PASSAGE:
Roberts grew up in Lafayette, Louisiana, in a poor family that he has described as “besieged by the early signs of our nation’s social decay.” His grandparents helped raise him after his parents split when he was 4; his teenage brother took his own life when Roberts was 9. His mother qualified for subsidized housing, and Roberts received free or reduced-price lunches in the public schools.

I asked if his personal experience led him to value the social safety net that is typically associated with liberal policies. “As a conservative, not a libertarian, I believe — and we at Heritage believe — in the safety nets,” he said. “What became a real vital part of my conservatism — maybe the second most important part after my faith — is that those programs work really well when they work in conjunction with healthy institutions of civil society. Of course, the most important institution I didn’t have, which is the nuclear family. But I had the church, I had my extended family … the Boy Scouts. … My biggest motivation as a conservative, far more important than anything I have to say on national security, at least as far as I’m concerned, is rehabilitating those things. … That’s the America I want to rebuild, and that’s an America where I think very diverse peoples can flourish. … That’s my big passion as a conservative, from that boyhood experience.”

INFORMATION PROVIDED:
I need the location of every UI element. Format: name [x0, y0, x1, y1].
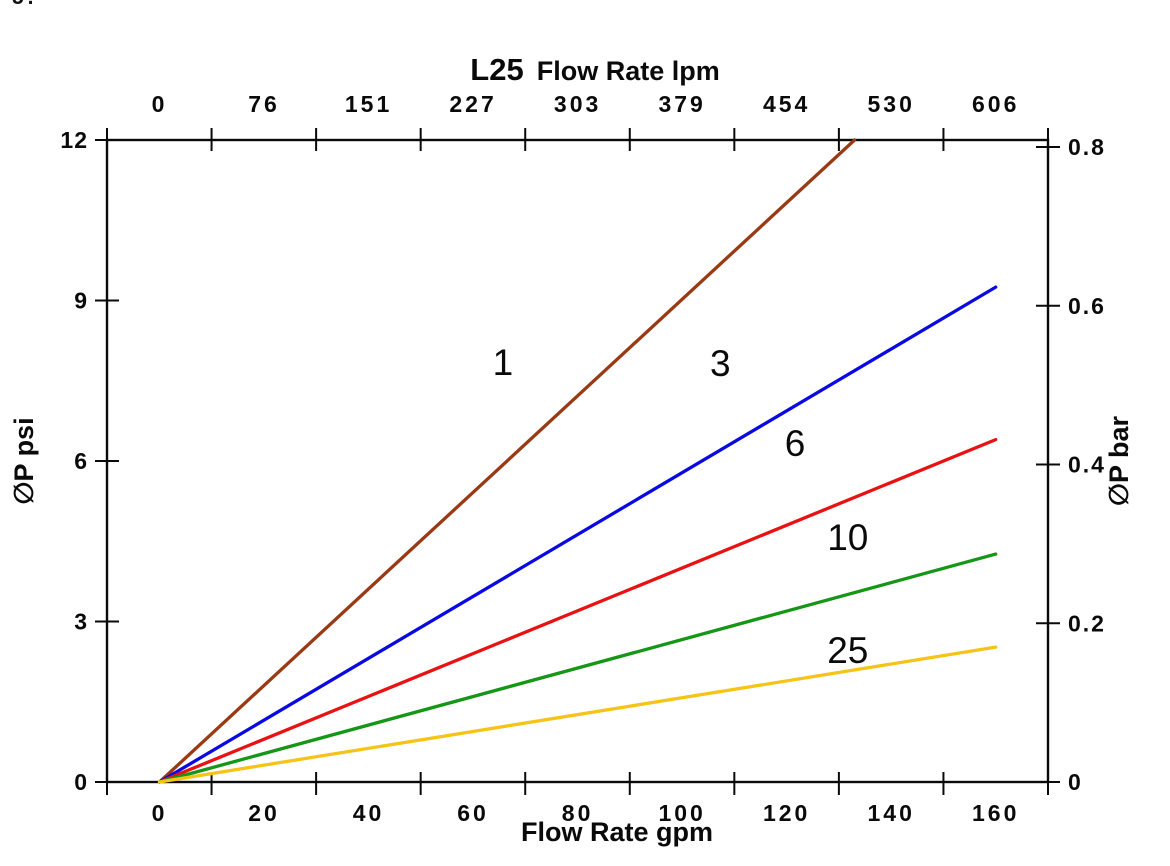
- left-y-axis-label: ∅P psi: [9, 417, 39, 504]
- cropped-corner-text: 5.: [12, 0, 82, 9]
- series-line-10-micron: [157, 552, 998, 784]
- top-tick-label: 530: [867, 91, 914, 117]
- x-axis-label: Flow Rate gpm: [521, 817, 713, 847]
- chart-title: L25 Flow Rate lpm: [470, 52, 719, 87]
- right-tick-label: 0.6: [1068, 293, 1106, 319]
- bottom-tick-label: 160: [972, 800, 1019, 826]
- top-tick-label: 0: [152, 91, 168, 117]
- right-y-axis-label: ∅P bar: [1104, 415, 1134, 506]
- series-label-10-micron: 10: [827, 517, 868, 558]
- right-tick-label: 0.4: [1068, 452, 1106, 478]
- top-tick-label: 76: [248, 91, 280, 117]
- series-line-3-micron: [157, 285, 998, 784]
- top-tick-label: 151: [345, 91, 392, 117]
- title-model: L25: [470, 52, 523, 87]
- bottom-tick-label: 100: [658, 800, 705, 826]
- plot-border: [105, 138, 1050, 784]
- series-line-1-micron: [157, 138, 857, 784]
- bottom-tick-label: 0: [152, 800, 168, 826]
- left-tick-label: 0: [74, 769, 88, 795]
- series-label-6-micron: 6: [785, 423, 806, 464]
- bottom-tick-label: 80: [562, 800, 594, 826]
- series-line-6-micron: [157, 437, 998, 784]
- right-tick-label: 0.2: [1068, 610, 1106, 636]
- left-tick-label: 9: [74, 288, 88, 314]
- bottom-tick-label: 120: [763, 800, 810, 826]
- series-label-3-micron: 3: [710, 343, 731, 384]
- title-text: Flow Rate lpm: [537, 56, 720, 86]
- bottom-tick-label: 20: [248, 800, 280, 826]
- right-tick-label: 0: [1068, 769, 1083, 795]
- right-tick-label: 0.8: [1068, 134, 1106, 160]
- top-tick-label: 379: [658, 91, 705, 117]
- bottom-tick-label: 140: [867, 800, 914, 826]
- top-tick-label: 454: [763, 91, 810, 117]
- corner-text-fragment: 5.: [12, 0, 38, 9]
- top-tick-label: 303: [554, 91, 601, 117]
- left-tick-label: 3: [74, 609, 88, 635]
- left-tick-label: 6: [74, 448, 88, 474]
- left-tick-label: 12: [60, 127, 88, 153]
- series-line-25-micron: [157, 645, 998, 784]
- bottom-tick-label: 60: [457, 800, 489, 826]
- top-tick-label: 227: [449, 91, 496, 117]
- series-label-25-micron: 25: [827, 630, 868, 671]
- top-tick-label: 606: [972, 91, 1019, 117]
- series-label-1-micron: 1: [493, 342, 514, 383]
- bottom-tick-label: 40: [353, 800, 385, 826]
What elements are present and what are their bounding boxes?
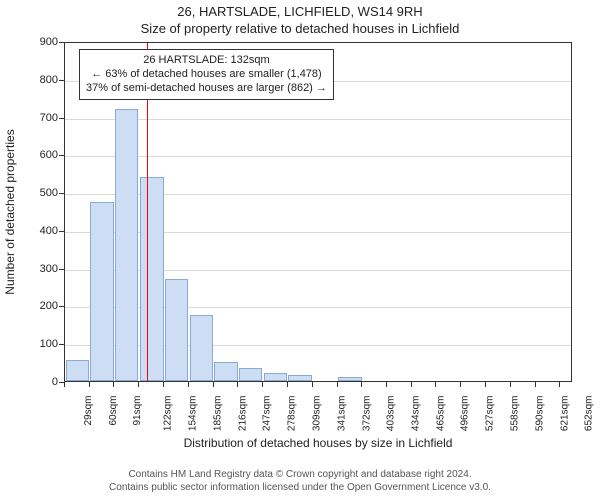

TASK REQUIREMENTS: Write out the entire passage about Roberts word for word. Nothing in the listing is needed here.

OUTPUT OF THE EXERCISE:
Roberts grew up in Lafayette, Louisiana, in a poor family that he has described as “besieged by the early signs of our nation’s social decay.” His grandparents helped raise him after his parents split when he was 4; his teenage brother took his own life when Roberts was 9. His mother qualified for subsidized housing, and Roberts received free or reduced-price lunches in the public schools.

I asked if his personal experience led him to value the social safety net that is typically associated with liberal policies. “As a conservative, not a libertarian, I believe — and we at Heritage believe — in the safety nets,” he said. “What became a real vital part of my conservatism — maybe the second most important part after my faith — is that those programs work really well when they work in conjunction with healthy institutions of civil society. Of course, the most important institution I didn’t have, which is the nuclear family. But I had the church, I had my extended family … the Boy Scouts. … My biggest motivation as a conservative, far more important than anything I have to say on national security, at least as far as I’m concerned, is rehabilitating those things. … That’s the America I want to rebuild, and that’s an America where I think very diverse peoples can flourish. … That’s my big passion as a conservative, from that boyhood experience.”